> _Required work_
Produce a word-for-word copy of the listing below without its pictures.
===
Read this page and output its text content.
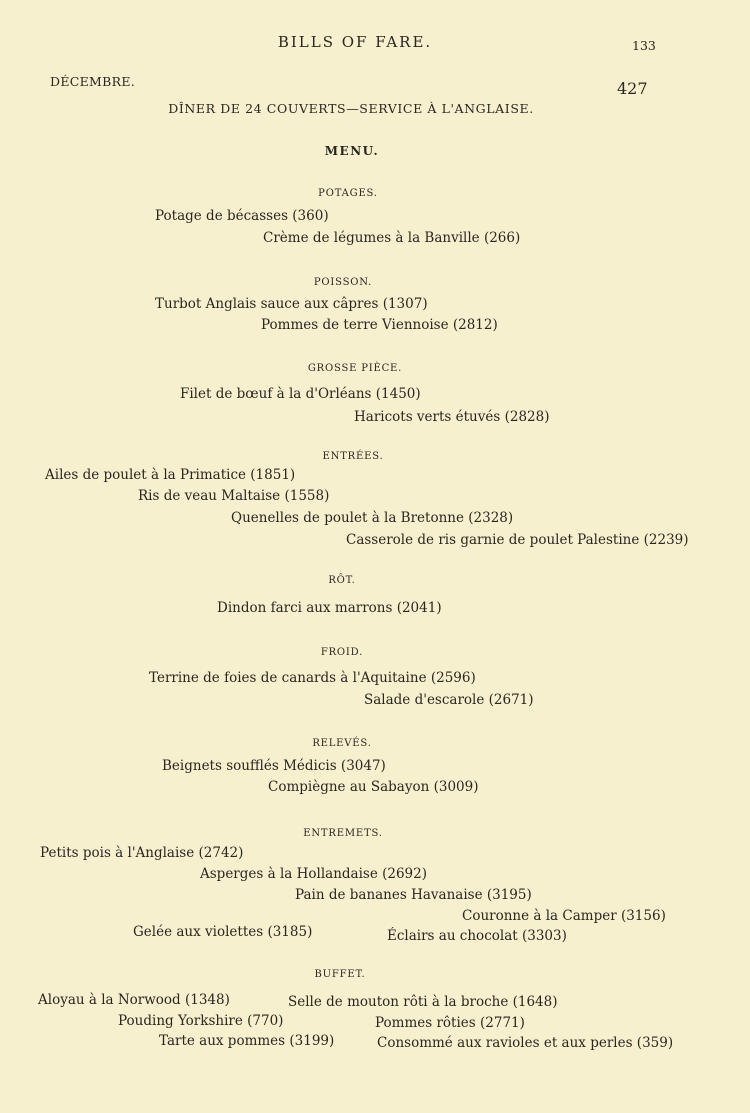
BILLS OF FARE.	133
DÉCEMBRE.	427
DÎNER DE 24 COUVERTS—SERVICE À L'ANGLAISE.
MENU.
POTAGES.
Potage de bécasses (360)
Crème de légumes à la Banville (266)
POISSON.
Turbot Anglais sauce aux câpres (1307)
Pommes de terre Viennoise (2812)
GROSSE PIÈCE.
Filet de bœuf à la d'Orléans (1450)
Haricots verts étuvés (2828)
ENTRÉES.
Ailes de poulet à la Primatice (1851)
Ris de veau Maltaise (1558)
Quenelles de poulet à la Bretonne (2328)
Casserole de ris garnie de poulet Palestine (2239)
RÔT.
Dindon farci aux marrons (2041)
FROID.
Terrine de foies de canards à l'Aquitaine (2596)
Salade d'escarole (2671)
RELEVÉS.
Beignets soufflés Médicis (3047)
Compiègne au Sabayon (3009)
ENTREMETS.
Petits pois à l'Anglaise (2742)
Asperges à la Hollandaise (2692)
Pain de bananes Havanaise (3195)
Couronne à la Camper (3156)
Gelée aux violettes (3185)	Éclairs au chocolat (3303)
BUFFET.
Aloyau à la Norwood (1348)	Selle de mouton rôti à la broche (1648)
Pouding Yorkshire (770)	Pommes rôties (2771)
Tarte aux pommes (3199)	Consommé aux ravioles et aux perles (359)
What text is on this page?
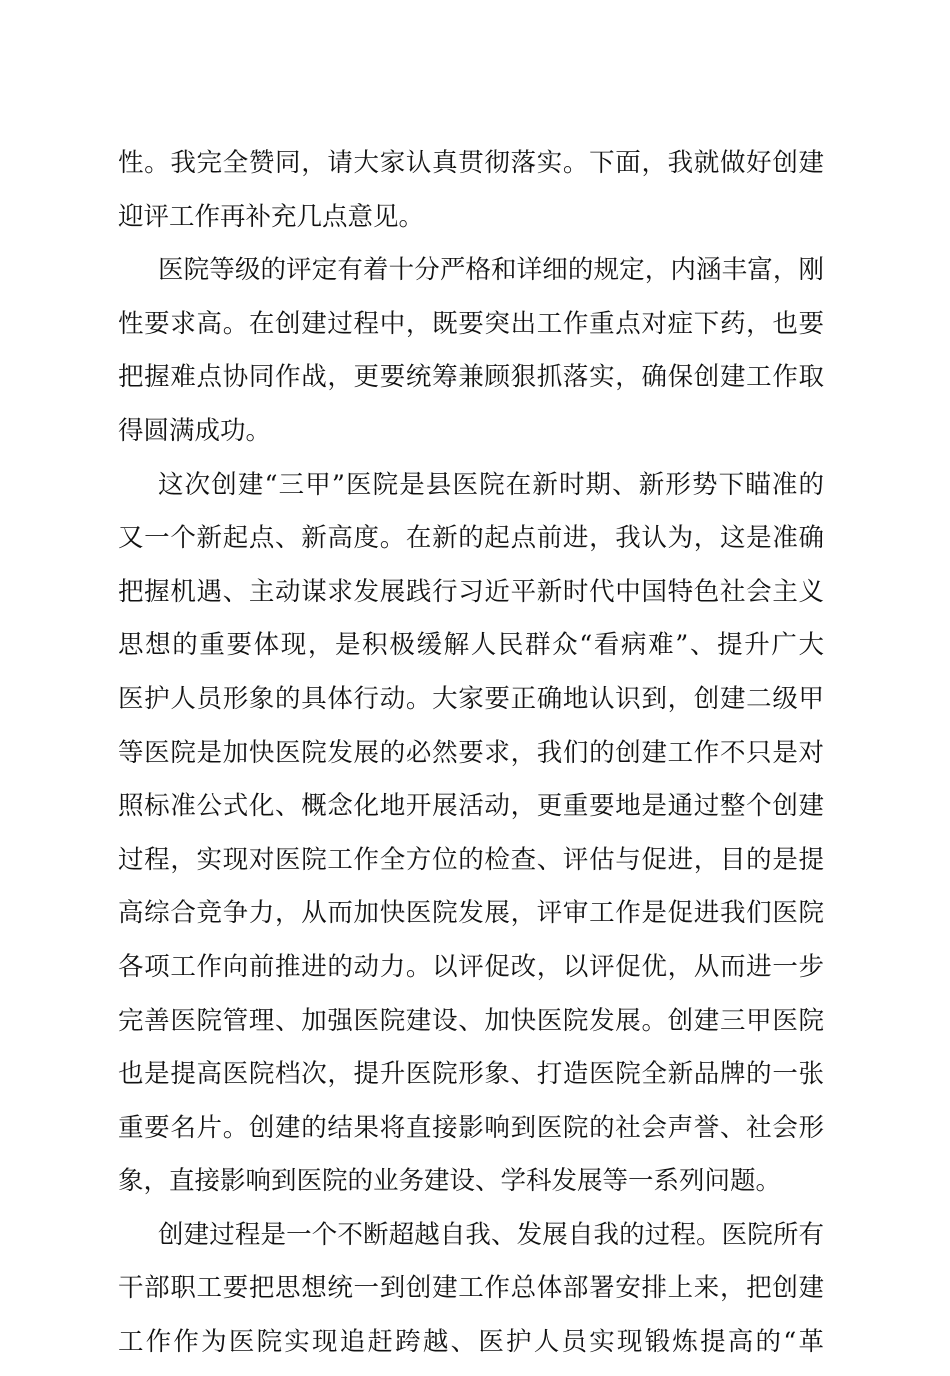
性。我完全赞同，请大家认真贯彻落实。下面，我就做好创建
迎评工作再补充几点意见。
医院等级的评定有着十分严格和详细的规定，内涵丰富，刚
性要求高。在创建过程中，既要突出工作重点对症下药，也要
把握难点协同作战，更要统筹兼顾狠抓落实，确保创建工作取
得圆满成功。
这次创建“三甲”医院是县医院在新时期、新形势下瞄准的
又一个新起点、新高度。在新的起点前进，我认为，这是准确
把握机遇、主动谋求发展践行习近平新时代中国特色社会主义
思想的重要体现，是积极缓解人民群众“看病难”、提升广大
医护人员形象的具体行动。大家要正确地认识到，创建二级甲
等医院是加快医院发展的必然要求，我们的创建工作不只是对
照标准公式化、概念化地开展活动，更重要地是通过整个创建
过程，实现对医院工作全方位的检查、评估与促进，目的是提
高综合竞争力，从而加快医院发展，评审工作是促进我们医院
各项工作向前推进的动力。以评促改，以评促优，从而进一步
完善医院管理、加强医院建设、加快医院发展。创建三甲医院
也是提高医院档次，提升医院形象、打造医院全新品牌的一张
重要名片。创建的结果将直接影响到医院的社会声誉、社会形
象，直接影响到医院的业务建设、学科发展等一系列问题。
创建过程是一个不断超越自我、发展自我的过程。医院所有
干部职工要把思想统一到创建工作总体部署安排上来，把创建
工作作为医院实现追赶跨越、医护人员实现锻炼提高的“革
===
> _Exercise solution_
Read this page and output its text content.
BILLS OF FARE.	133
DÉCEMBRE.	427
DÎNER DE 24 COUVERTS—SERVICE À L'ANGLAISE.
MENU.
POTAGES.
Potage de bécasses (360)
Crème de légumes à la Banville (266)
POISSON.
Turbot Anglais sauce aux câpres (1307)
Pommes de terre Viennoise (2812)
GROSSE PIÈCE.
Filet de bœuf à la d'Orléans (1450)
Haricots verts étuvés (2828)
ENTRÉES.
Ailes de poulet à la Primatice (1851)
Ris de veau Maltaise (1558)
Quenelles de poulet à la Bretonne (2328)
Casserole de ris garnie de poulet Palestine (2239)
RÔT.
Dindon farci aux marrons (2041)
FROID.
Terrine de foies de canards à l'Aquitaine (2596)
Salade d'escarole (2671)
RELEVÉS.
Beignets soufflés Médicis (3047)
Compiègne au Sabayon (3009)
ENTREMETS.
Petits pois à l'Anglaise (2742)
Asperges à la Hollandaise (2692)
Pain de bananes Havanaise (3195)
Couronne à la Camper (3156)
Gelée aux violettes (3185)	Éclairs au chocolat (3303)
BUFFET.
Aloyau à la Norwood (1348)	Selle de mouton rôti à la broche (1648)
Pouding Yorkshire (770)	Pommes rôties (2771)
Tarte aux pommes (3199)	Consommé aux ravioles et aux perles (359)
What text is on this page?
性。我完全赞同，请大家认真贯彻落实。下面，我就做好创建
迎评工作再补充几点意见。
医院等级的评定有着十分严格和详细的规定，内涵丰富，刚
性要求高。在创建过程中，既要突出工作重点对症下药，也要
把握难点协同作战，更要统筹兼顾狠抓落实，确保创建工作取
得圆满成功。
这次创建“三甲”医院是县医院在新时期、新形势下瞄准的
又一个新起点、新高度。在新的起点前进，我认为，这是准确
把握机遇、主动谋求发展践行习近平新时代中国特色社会主义
思想的重要体现，是积极缓解人民群众“看病难”、提升广大
医护人员形象的具体行动。大家要正确地认识到，创建二级甲
等医院是加快医院发展的必然要求，我们的创建工作不只是对
照标准公式化、概念化地开展活动，更重要地是通过整个创建
过程，实现对医院工作全方位的检查、评估与促进，目的是提
高综合竞争力，从而加快医院发展，评审工作是促进我们医院
各项工作向前推进的动力。以评促改，以评促优，从而进一步
完善医院管理、加强医院建设、加快医院发展。创建三甲医院
也是提高医院档次，提升医院形象、打造医院全新品牌的一张
重要名片。创建的结果将直接影响到医院的社会声誉、社会形
象，直接影响到医院的业务建设、学科发展等一系列问题。
创建过程是一个不断超越自我、发展自我的过程。医院所有
干部职工要把思想统一到创建工作总体部署安排上来，把创建
工作作为医院实现追赶跨越、医护人员实现锻炼提高的“革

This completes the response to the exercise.